◆ **What you will do**: Extract the full listing below without altering a single character.

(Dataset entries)
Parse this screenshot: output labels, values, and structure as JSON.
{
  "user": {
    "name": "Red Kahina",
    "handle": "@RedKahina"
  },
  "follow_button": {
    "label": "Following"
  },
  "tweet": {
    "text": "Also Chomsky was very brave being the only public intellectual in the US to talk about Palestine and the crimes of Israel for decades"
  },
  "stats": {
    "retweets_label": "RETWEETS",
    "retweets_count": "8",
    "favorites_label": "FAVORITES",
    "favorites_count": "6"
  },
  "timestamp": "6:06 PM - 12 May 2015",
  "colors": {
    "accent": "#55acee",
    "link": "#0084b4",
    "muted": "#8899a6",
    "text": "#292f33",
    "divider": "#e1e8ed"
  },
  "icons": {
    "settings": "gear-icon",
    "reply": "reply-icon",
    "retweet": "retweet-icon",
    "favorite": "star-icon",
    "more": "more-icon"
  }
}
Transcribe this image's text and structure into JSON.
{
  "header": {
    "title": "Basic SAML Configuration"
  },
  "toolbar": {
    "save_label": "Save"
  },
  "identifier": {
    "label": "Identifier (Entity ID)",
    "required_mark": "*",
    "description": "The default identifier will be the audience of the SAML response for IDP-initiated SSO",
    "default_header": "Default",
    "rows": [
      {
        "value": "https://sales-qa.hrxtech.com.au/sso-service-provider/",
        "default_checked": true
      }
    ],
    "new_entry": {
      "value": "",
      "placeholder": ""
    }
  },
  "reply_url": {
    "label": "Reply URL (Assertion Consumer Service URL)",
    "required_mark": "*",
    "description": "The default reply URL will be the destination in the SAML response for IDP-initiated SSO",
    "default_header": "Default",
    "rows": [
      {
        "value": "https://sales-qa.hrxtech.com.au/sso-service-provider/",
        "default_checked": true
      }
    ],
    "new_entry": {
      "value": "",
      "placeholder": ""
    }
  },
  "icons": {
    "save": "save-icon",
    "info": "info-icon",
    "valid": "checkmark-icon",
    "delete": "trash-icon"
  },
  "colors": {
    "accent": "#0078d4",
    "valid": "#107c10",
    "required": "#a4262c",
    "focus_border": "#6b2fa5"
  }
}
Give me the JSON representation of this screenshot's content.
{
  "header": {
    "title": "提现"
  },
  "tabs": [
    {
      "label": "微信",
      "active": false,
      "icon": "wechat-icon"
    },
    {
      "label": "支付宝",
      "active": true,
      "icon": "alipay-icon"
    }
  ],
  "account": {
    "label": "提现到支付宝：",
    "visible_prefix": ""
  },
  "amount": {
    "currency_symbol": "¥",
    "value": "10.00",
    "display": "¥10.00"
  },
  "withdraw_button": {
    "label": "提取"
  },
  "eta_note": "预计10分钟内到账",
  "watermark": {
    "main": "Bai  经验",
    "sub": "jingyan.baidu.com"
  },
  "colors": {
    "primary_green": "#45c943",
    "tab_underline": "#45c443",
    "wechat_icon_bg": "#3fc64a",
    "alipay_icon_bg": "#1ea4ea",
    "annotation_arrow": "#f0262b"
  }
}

◆ **Complete response**:
Parse this screenshot: output labels, values, and structure as JSON.
{
  "user": {
    "name": "Red Kahina",
    "handle": "@RedKahina"
  },
  "follow_button": {
    "label": "Following"
  },
  "tweet": {
    "text": "Also Chomsky was very brave being the only public intellectual in the US to talk about Palestine and the crimes of Israel for decades"
  },
  "stats": {
    "retweets_label": "RETWEETS",
    "retweets_count": "8",
    "favorites_label": "FAVORITES",
    "favorites_count": "6"
  },
  "timestamp": "6:06 PM - 12 May 2015",
  "colors": {
    "accent": "#55acee",
    "link": "#0084b4",
    "muted": "#8899a6",
    "text": "#292f33",
    "divider": "#e1e8ed"
  },
  "icons": {
    "settings": "gear-icon",
    "reply": "reply-icon",
    "retweet": "retweet-icon",
    "favorite": "star-icon",
    "more": "more-icon"
  }
}
Transcribe this image's text and structure into JSON.
{
  "header": {
    "title": "Basic SAML Configuration"
  },
  "toolbar": {
    "save_label": "Save"
  },
  "identifier": {
    "label": "Identifier (Entity ID)",
    "required_mark": "*",
    "description": "The default identifier will be the audience of the SAML response for IDP-initiated SSO",
    "default_header": "Default",
    "rows": [
      {
        "value": "https://sales-qa.hrxtech.com.au/sso-service-provider/",
        "default_checked": true
      }
    ],
    "new_entry": {
      "value": "",
      "placeholder": ""
    }
  },
  "reply_url": {
    "label": "Reply URL (Assertion Consumer Service URL)",
    "required_mark": "*",
    "description": "The default reply URL will be the destination in the SAML response for IDP-initiated SSO",
    "default_header": "Default",
    "rows": [
      {
        "value": "https://sales-qa.hrxtech.com.au/sso-service-provider/",
        "default_checked": true
      }
    ],
    "new_entry": {
      "value": "",
      "placeholder": ""
    }
  },
  "icons": {
    "save": "save-icon",
    "info": "info-icon",
    "valid": "checkmark-icon",
    "delete": "trash-icon"
  },
  "colors": {
    "accent": "#0078d4",
    "valid": "#107c10",
    "required": "#a4262c",
    "focus_border": "#6b2fa5"
  }
}
Give me the JSON representation of this screenshot's content.
{
  "header": {
    "title": "提现"
  },
  "tabs": [
    {
      "label": "微信",
      "active": false,
      "icon": "wechat-icon"
    },
    {
      "label": "支付宝",
      "active": true,
      "icon": "alipay-icon"
    }
  ],
  "account": {
    "label": "提现到支付宝：",
    "visible_prefix": ""
  },
  "amount": {
    "currency_symbol": "¥",
    "value": "10.00",
    "display": "¥10.00"
  },
  "withdraw_button": {
    "label": "提取"
  },
  "eta_note": "预计10分钟内到账",
  "watermark": {
    "main": "Bai  经验",
    "sub": "jingyan.baidu.com"
  },
  "colors": {
    "primary_green": "#45c943",
    "tab_underline": "#45c443",
    "wechat_icon_bg": "#3fc64a",
    "alipay_icon_bg": "#1ea4ea",
    "annotation_arrow": "#f0262b"
  }
}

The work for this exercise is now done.